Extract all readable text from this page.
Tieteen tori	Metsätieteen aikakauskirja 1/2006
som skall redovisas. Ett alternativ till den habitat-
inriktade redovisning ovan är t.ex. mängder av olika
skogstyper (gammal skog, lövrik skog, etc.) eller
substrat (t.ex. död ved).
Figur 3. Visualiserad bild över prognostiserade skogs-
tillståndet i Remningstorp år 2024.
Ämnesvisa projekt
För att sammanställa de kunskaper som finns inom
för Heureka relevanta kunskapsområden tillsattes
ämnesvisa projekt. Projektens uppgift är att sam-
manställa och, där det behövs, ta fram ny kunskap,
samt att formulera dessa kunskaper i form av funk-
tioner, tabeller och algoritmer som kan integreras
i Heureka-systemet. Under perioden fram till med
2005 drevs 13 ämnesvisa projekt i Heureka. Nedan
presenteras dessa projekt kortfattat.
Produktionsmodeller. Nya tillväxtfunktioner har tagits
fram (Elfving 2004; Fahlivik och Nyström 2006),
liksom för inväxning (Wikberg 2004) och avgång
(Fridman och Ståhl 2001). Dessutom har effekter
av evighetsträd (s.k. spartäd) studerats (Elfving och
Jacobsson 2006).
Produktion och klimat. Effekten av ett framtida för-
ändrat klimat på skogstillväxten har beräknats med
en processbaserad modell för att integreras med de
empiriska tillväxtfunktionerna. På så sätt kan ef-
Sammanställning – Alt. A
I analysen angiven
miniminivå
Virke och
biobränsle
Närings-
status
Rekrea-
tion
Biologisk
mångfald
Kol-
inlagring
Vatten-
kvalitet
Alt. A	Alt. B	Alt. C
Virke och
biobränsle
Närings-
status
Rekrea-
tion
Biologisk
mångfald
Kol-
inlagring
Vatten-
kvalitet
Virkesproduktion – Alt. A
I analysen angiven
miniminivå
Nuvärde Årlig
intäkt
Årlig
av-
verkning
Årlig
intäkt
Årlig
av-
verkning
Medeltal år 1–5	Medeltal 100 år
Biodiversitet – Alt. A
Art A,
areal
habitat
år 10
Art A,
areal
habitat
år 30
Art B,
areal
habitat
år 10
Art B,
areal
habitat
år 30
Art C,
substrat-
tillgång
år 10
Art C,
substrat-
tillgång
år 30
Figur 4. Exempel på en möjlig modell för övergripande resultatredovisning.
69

> [Given instruction]:
Using the records above, copy each line that contains "projekt".

> [Written answer]:
Ämnesvisa projekt
ämnesvisa projekt. Projektens uppgift är att sam-
2005 drevs 13 ämnesvisa projekt i Heureka. Nedan
presenteras dessa projekt kortfattat.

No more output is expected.